_Prompt:_ Where a line contains the word "iyong", copy that line in full.

_Extracted information:_

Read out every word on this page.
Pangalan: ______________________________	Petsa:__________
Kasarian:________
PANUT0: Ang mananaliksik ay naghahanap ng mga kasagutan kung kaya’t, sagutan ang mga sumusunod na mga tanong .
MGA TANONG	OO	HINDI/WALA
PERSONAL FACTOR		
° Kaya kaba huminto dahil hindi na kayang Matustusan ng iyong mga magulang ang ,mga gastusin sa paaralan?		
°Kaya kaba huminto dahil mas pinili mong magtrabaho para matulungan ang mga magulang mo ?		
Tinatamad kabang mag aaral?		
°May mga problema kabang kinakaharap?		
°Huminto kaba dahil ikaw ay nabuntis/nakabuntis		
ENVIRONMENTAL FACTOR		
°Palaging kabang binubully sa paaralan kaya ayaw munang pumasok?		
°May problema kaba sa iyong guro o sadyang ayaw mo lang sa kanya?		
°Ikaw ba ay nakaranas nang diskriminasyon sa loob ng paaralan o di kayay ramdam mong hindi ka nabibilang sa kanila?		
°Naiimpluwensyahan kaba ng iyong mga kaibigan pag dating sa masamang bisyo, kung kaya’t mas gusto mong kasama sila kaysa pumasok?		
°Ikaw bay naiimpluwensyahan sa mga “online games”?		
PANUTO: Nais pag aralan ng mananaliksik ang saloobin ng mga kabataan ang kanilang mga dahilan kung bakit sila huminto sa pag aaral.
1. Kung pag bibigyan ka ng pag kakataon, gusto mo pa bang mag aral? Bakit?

--

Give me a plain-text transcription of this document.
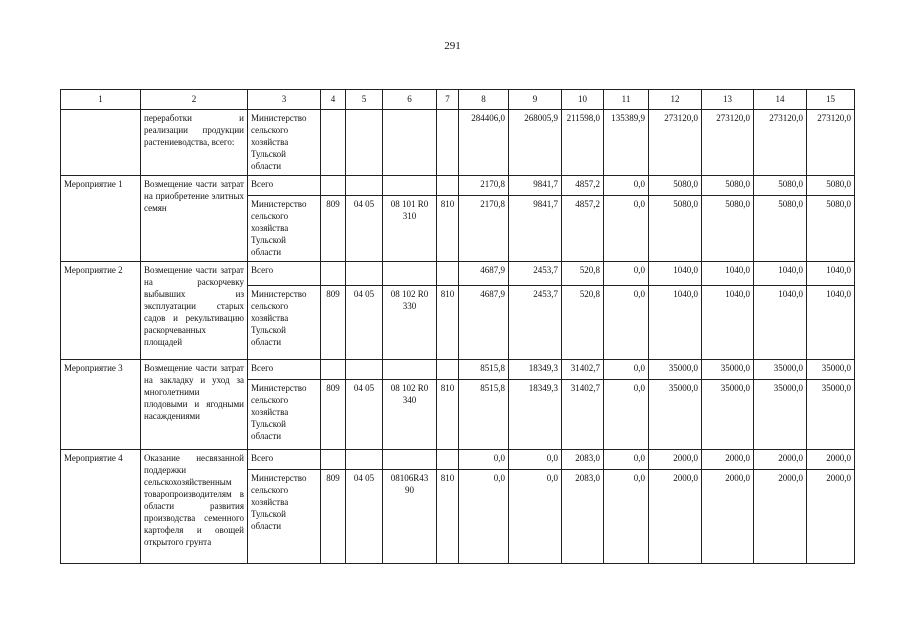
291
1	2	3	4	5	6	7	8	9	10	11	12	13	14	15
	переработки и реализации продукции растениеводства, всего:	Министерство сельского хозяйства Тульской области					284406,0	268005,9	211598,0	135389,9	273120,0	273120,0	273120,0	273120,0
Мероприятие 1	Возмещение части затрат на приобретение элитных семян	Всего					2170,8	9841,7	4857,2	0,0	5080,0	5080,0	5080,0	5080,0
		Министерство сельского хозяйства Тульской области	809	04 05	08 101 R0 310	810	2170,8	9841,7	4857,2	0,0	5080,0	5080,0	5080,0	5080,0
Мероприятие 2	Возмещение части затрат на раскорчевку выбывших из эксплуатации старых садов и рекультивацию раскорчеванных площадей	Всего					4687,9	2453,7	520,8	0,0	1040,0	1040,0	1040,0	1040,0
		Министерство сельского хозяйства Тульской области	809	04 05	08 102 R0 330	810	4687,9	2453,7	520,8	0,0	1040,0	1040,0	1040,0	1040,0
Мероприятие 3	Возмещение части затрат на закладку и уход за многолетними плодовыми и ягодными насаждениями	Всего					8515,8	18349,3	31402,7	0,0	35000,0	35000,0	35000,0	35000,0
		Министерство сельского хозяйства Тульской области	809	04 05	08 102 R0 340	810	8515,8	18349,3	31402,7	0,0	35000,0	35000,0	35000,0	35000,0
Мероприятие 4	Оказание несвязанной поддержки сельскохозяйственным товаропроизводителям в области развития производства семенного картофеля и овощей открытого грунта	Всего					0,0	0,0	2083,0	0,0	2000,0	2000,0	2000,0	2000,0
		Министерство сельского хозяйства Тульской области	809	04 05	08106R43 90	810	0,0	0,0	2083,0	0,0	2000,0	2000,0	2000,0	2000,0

_Finished task:_
° Kaya kaba huminto dahil hindi na kayang Matustusan ng iyong mga magulang ang ,mga gastusin sa paaralan?		
°May problema kaba sa iyong guro o sadyang ayaw mo lang sa kanya?		
°Naiimpluwensyahan kaba ng iyong mga kaibigan pag dating sa masamang bisyo, kung kaya’t mas gusto mong kasama sila kaysa pumasok?		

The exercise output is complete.